### Source data
-.-.-

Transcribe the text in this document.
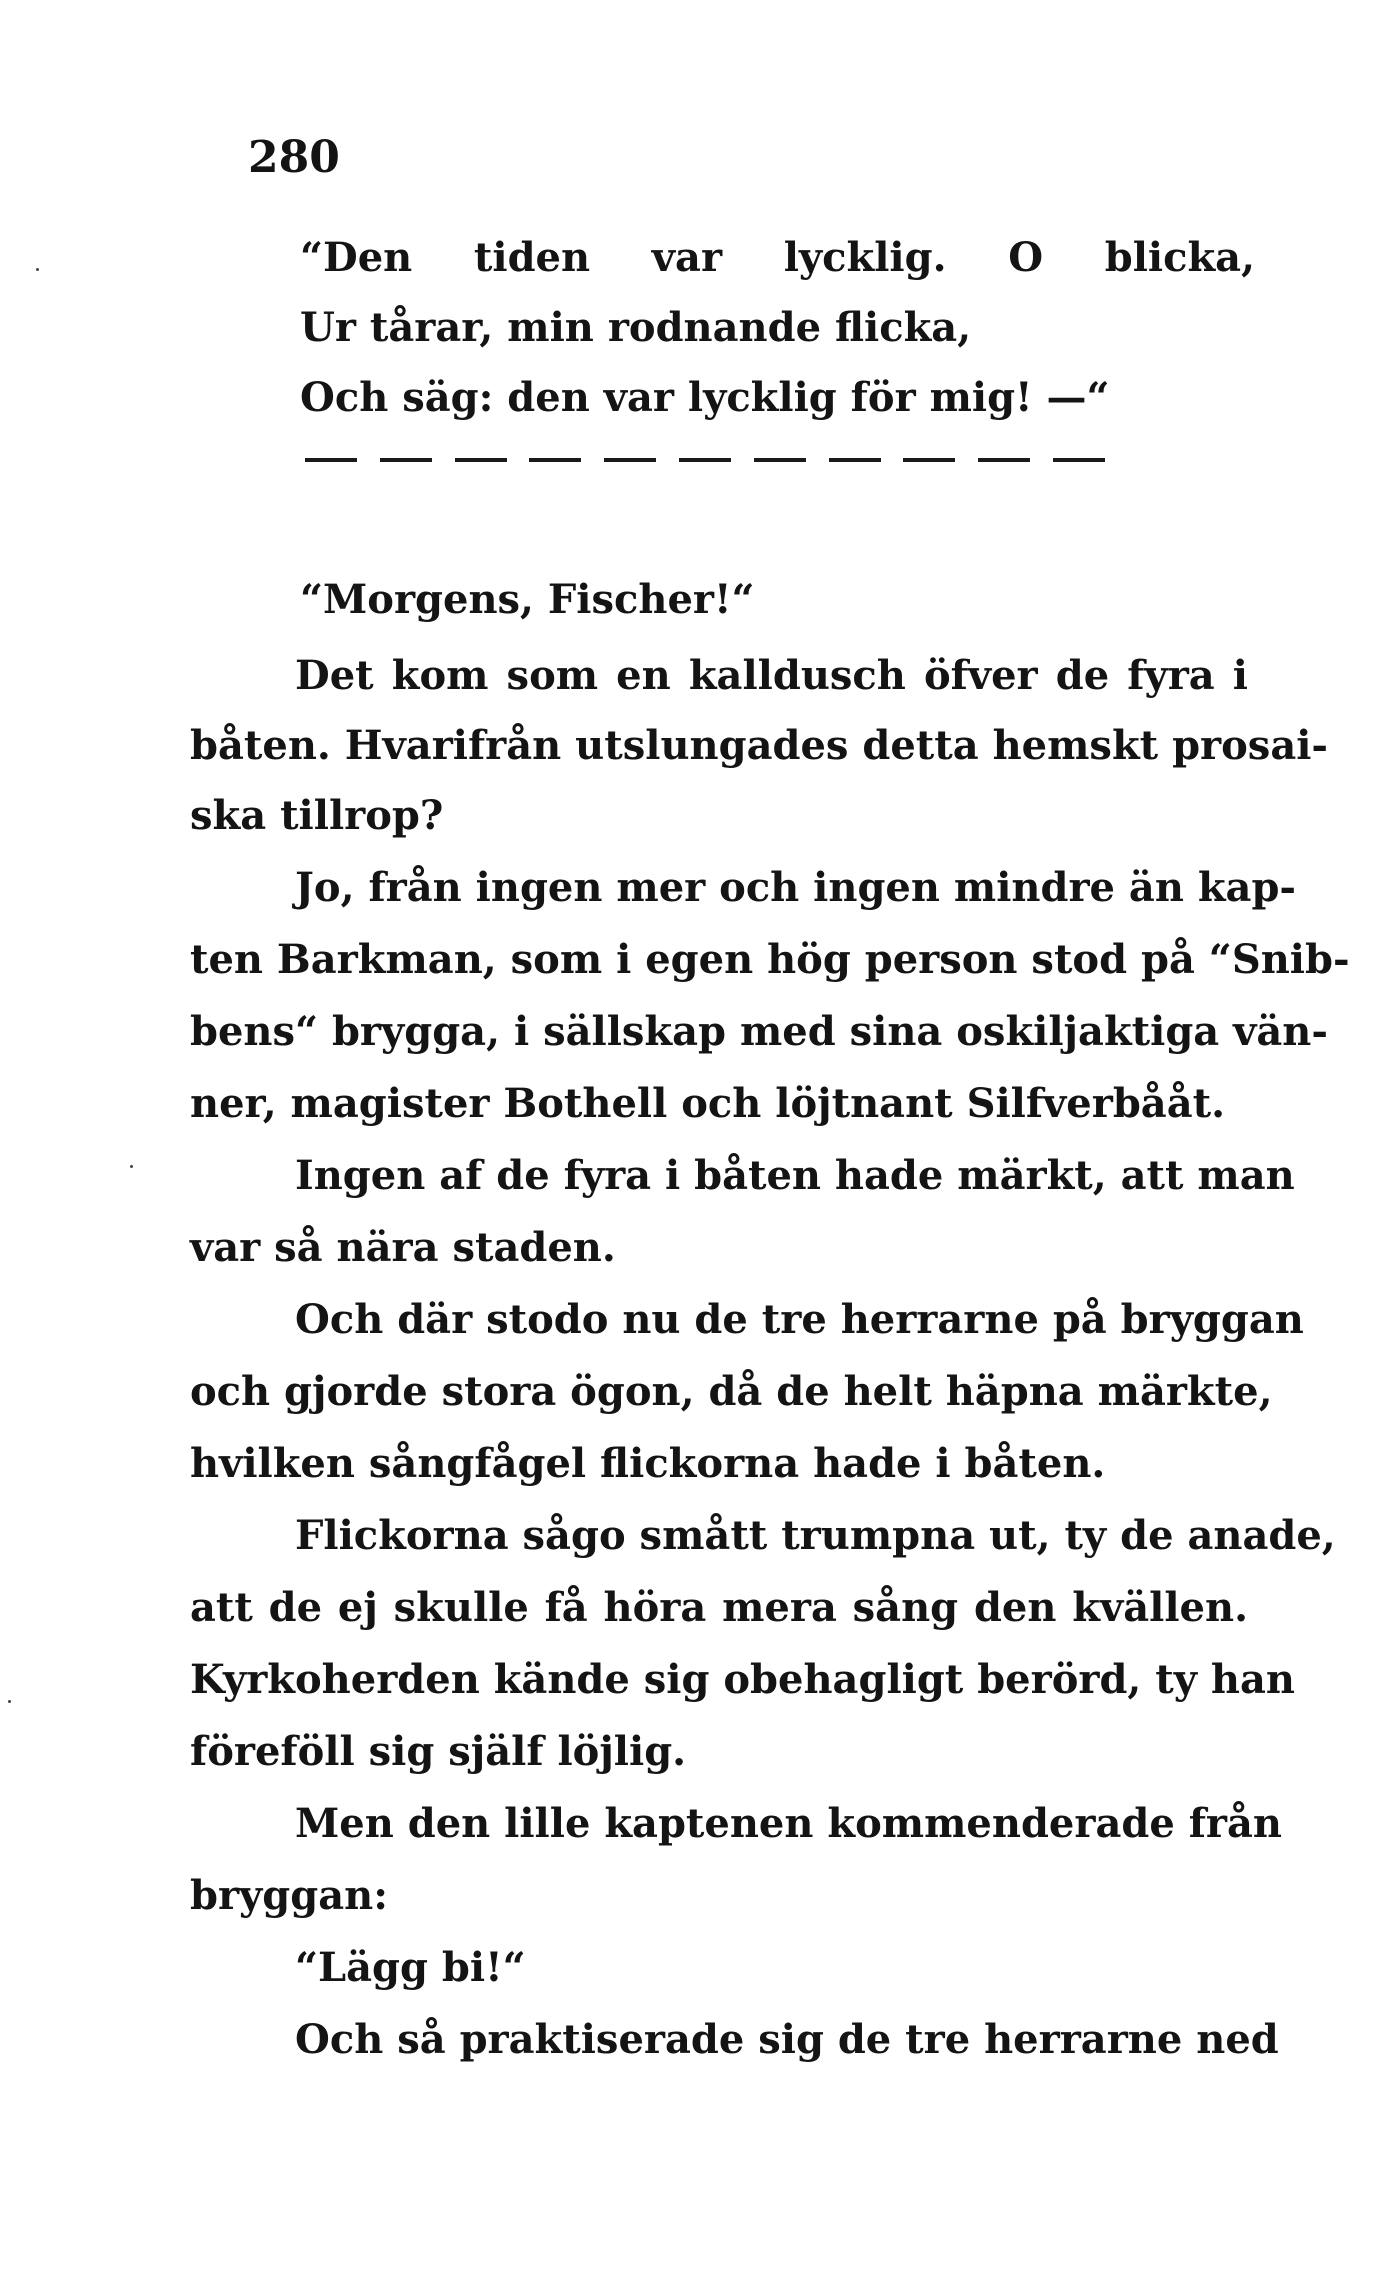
280
“Den tiden var lycklig. O blicka,
Ur tårar, min rodnande flicka,
Och säg: den var lycklig för mig! —“
“Morgens, Fischer!“
Det kom som en kalldusch öfver de fyra i
båten. Hvarifrån utslungades detta hemskt prosai-
ska tillrop?
Jo, från ingen mer och ingen mindre än kap-
ten Barkman, som i egen hög person stod på “Snib-
bens“ brygga, i sällskap med sina oskiljaktiga vän-
ner, magister Bothell och löjtnant Silfverbååt.
Ingen af de fyra i båten hade märkt, att man
var så nära staden.
Och där stodo nu de tre herrarne på bryggan
och gjorde stora ögon, då de helt häpna märkte,
hvilken sångfågel flickorna hade i båten.
Flickorna sågo smått trumpna ut, ty de anade,
att de ej skulle få höra mera sång den kvällen.
Kyrkoherden kände sig obehagligt berörd, ty han
föreföll sig själf löjlig.
Men den lille kaptenen kommenderade från
bryggan:
“Lägg bi!“
Och så praktiserade sig de tre herrarne ned
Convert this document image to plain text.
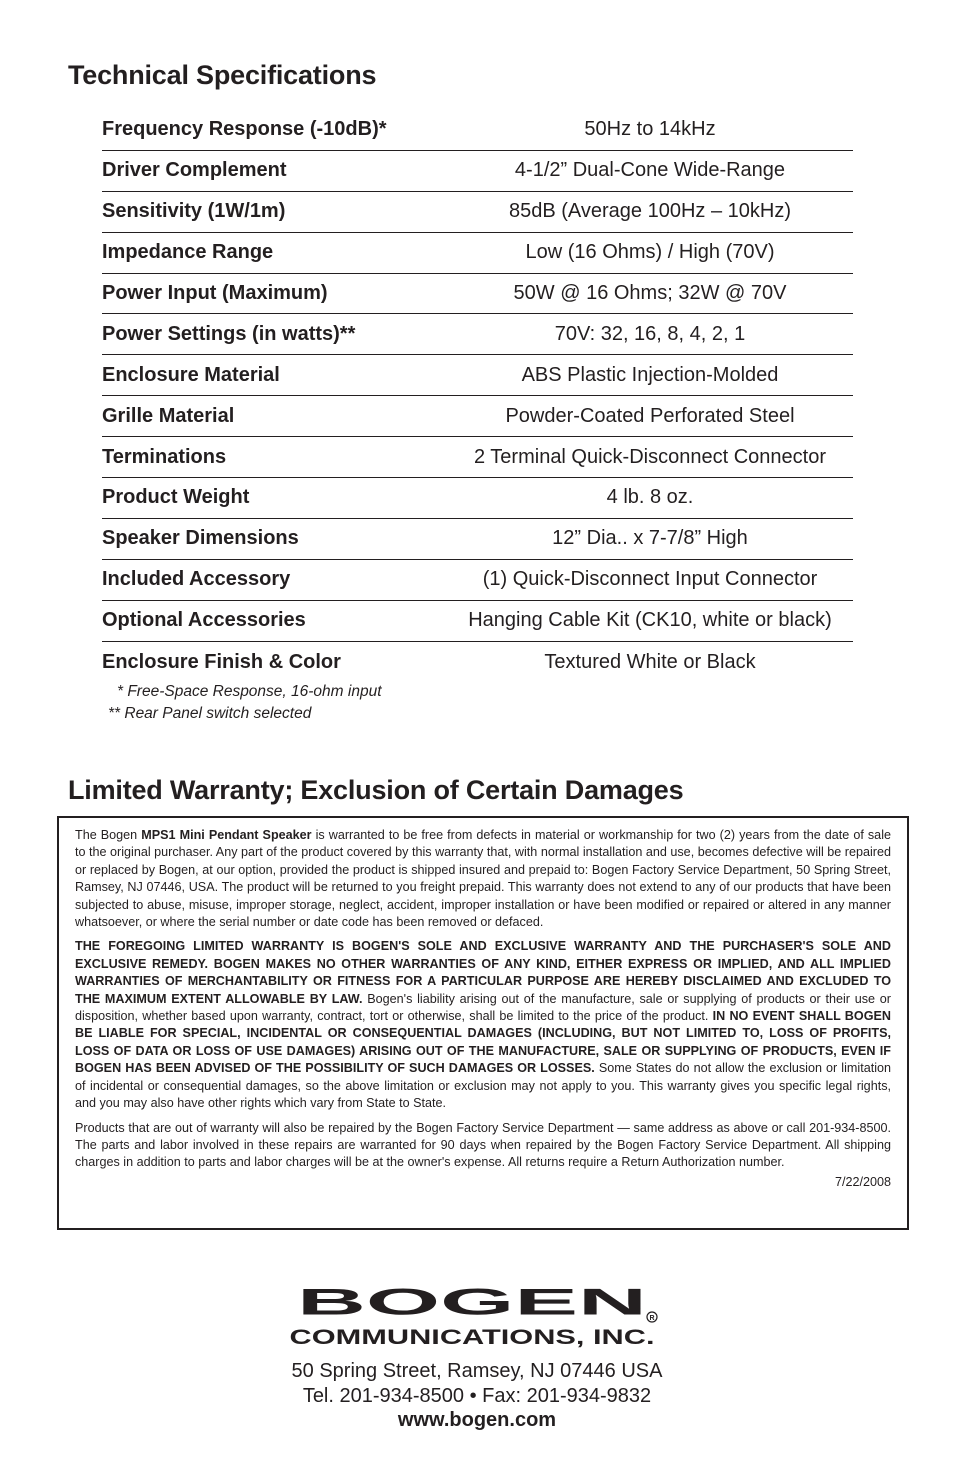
Technical Specifications
Frequency Response (-10dB)*	50Hz to 14kHz
Driver Complement	4-1/2” Dual-Cone Wide-Range
Sensitivity (1W/1m)	85dB (Average 100Hz – 10kHz)
Impedance Range	Low (16 Ohms) / High (70V)
Power Input (Maximum)	50W @ 16 Ohms; 32W @ 70V
Power Settings (in watts)**	70V: 32, 16, 8, 4, 2, 1
Enclosure Material	ABS Plastic Injection-Molded
Grille Material	Powder-Coated Perforated Steel
Terminations	2 Terminal Quick-Disconnect Connector
Product Weight	4 lb. 8 oz.
Speaker Dimensions	12” Dia.. x 7-7/8” High
Included Accessory	(1) Quick-Disconnect Input Connector
Optional Accessories	Hanging Cable Kit (CK10, white or black)
Enclosure Finish & Color	Textured White or Black
* Free-Space Response, 16-ohm input
** Rear Panel switch selected
Limited Warranty; Exclusion of Certain Damages

The Bogen MPS1 Mini Pendant Speaker is warranted to be free from defects in material or workmanship for two (2) years from the date of sale to the original purchaser. Any part of the product covered by this warranty that, with normal installation and use, becomes defective will be repaired or replaced by Bogen, at our option, provided the product is shipped insured and prepaid to: Bogen Factory Service Department, 50 Spring Street, Ramsey, NJ 07446, USA. The product will be returned to you freight prepaid. This warranty does not extend to any of our products that have been subjected to abuse, misuse, improper storage, neglect, accident, improper installation or have been modified or repaired or altered in any manner whatsoever, or where the serial number or date code has been removed or defaced.

THE FOREGOING LIMITED WARRANTY IS BOGEN'S SOLE AND EXCLUSIVE WARRANTY AND THE PURCHASER'S SOLE AND EXCLUSIVE REMEDY. BOGEN MAKES NO OTHER WARRANTIES OF ANY KIND, EITHER EXPRESS OR IMPLIED, AND ALL IMPLIED WARRANTIES OF MERCHANTABILITY OR FITNESS FOR A PARTICULAR PURPOSE ARE HEREBY DISCLAIMED AND EXCLUDED TO THE MAXIMUM EXTENT ALLOWABLE BY LAW. Bogen's liability arising out of the manufacture, sale or supplying of products or their use or disposition, whether based upon warranty, contract, tort or otherwise, shall be limited to the price of the product. IN NO EVENT SHALL BOGEN BE LIABLE FOR SPECIAL, INCIDENTAL OR CONSEQUENTIAL DAMAGES (INCLUDING, BUT NOT LIMITED TO, LOSS OF PROFITS, LOSS OF DATA OR LOSS OF USE DAMAGES) ARISING OUT OF THE MANUFACTURE, SALE OR SUPPLYING OF PRODUCTS, EVEN IF BOGEN HAS BEEN ADVISED OF THE POSSIBILITY OF SUCH DAMAGES OR LOSSES. Some States do not allow the exclusion or limitation of incidental or consequential damages, so the above limitation or exclusion may not apply to you. This warranty gives you specific legal rights, and you may also have other rights which vary from State to State.

Products that are out of warranty will also be repaired by the Bogen Factory Service Department — same address as above or call 201-934-8500. The parts and labor involved in these repairs are warranted for 90 days when repaired by the Bogen Factory Service Department. All shipping charges in addition to parts and labor charges will be at the owner's expense. All returns require a Return Authorization number.

7/22/2008
BOGEN R
COMMUNICATIONS, INC.
50 Spring Street, Ramsey, NJ 07446 USA
Tel. 201-934-8500 • Fax: 201-934-9832
www.bogen.com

-.-.-

### What the task asks
Extract every line of the data exactly; pictures stay out.

### Final result
Transcribe the text in this document.
280
“Den tiden var lycklig. O blicka,
Ur tårar, min rodnande flicka,
Och säg: den var lycklig för mig! —“
“Morgens, Fischer!“
Det kom som en kalldusch öfver de fyra i
båten. Hvarifrån utslungades detta hemskt prosai-
ska tillrop?
Jo, från ingen mer och ingen mindre än kap-
ten Barkman, som i egen hög person stod på “Snib-
bens“ brygga, i sällskap med sina oskiljaktiga vän-
ner, magister Bothell och löjtnant Silfverbååt.
Ingen af de fyra i båten hade märkt, att man
var så nära staden.
Och där stodo nu de tre herrarne på bryggan
och gjorde stora ögon, då de helt häpna märkte,
hvilken sångfågel flickorna hade i båten.
Flickorna sågo smått trumpna ut, ty de anade,
att de ej skulle få höra mera sång den kvällen.
Kyrkoherden kände sig obehagligt berörd, ty han
föreföll sig själf löjlig.
Men den lille kaptenen kommenderade från
bryggan:
“Lägg bi!“
Och så praktiserade sig de tre herrarne ned
Convert this document image to plain text.
Technical Specifications
Frequency Response (-10dB)*	50Hz to 14kHz
Driver Complement	4-1/2” Dual-Cone Wide-Range
Sensitivity (1W/1m)	85dB (Average 100Hz – 10kHz)
Impedance Range	Low (16 Ohms) / High (70V)
Power Input (Maximum)	50W @ 16 Ohms; 32W @ 70V
Power Settings (in watts)**	70V: 32, 16, 8, 4, 2, 1
Enclosure Material	ABS Plastic Injection-Molded
Grille Material	Powder-Coated Perforated Steel
Terminations	2 Terminal Quick-Disconnect Connector
Product Weight	4 lb. 8 oz.
Speaker Dimensions	12” Dia.. x 7-7/8” High
Included Accessory	(1) Quick-Disconnect Input Connector
Optional Accessories	Hanging Cable Kit (CK10, white or black)
Enclosure Finish & Color	Textured White or Black
* Free-Space Response, 16-ohm input
** Rear Panel switch selected
Limited Warranty; Exclusion of Certain Damages

The Bogen MPS1 Mini Pendant Speaker is warranted to be free from defects in material or workmanship for two (2) years from the date of sale to the original purchaser. Any part of the product covered by this warranty that, with normal installation and use, becomes defective will be repaired or replaced by Bogen, at our option, provided the product is shipped insured and prepaid to: Bogen Factory Service Department, 50 Spring Street, Ramsey, NJ 07446, USA. The product will be returned to you freight prepaid. This warranty does not extend to any of our products that have been subjected to abuse, misuse, improper storage, neglect, accident, improper installation or have been modified or repaired or altered in any manner whatsoever, or where the serial number or date code has been removed or defaced.

THE FOREGOING LIMITED WARRANTY IS BOGEN'S SOLE AND EXCLUSIVE WARRANTY AND THE PURCHASER'S SOLE AND EXCLUSIVE REMEDY. BOGEN MAKES NO OTHER WARRANTIES OF ANY KIND, EITHER EXPRESS OR IMPLIED, AND ALL IMPLIED WARRANTIES OF MERCHANTABILITY OR FITNESS FOR A PARTICULAR PURPOSE ARE HEREBY DISCLAIMED AND EXCLUDED TO THE MAXIMUM EXTENT ALLOWABLE BY LAW. Bogen's liability arising out of the manufacture, sale or supplying of products or their use or disposition, whether based upon warranty, contract, tort or otherwise, shall be limited to the price of the product. IN NO EVENT SHALL BOGEN BE LIABLE FOR SPECIAL, INCIDENTAL OR CONSEQUENTIAL DAMAGES (INCLUDING, BUT NOT LIMITED TO, LOSS OF PROFITS, LOSS OF DATA OR LOSS OF USE DAMAGES) ARISING OUT OF THE MANUFACTURE, SALE OR SUPPLYING OF PRODUCTS, EVEN IF BOGEN HAS BEEN ADVISED OF THE POSSIBILITY OF SUCH DAMAGES OR LOSSES. Some States do not allow the exclusion or limitation of incidental or consequential damages, so the above limitation or exclusion may not apply to you. This warranty gives you specific legal rights, and you may also have other rights which vary from State to State.

Products that are out of warranty will also be repaired by the Bogen Factory Service Department — same address as above or call 201-934-8500. The parts and labor involved in these repairs are warranted for 90 days when repaired by the Bogen Factory Service Department. All shipping charges in addition to parts and labor charges will be at the owner's expense. All returns require a Return Authorization number.

7/22/2008
BOGEN R
COMMUNICATIONS, INC.
50 Spring Street, Ramsey, NJ 07446 USA
Tel. 201-934-8500 • Fax: 201-934-9832
www.bogen.com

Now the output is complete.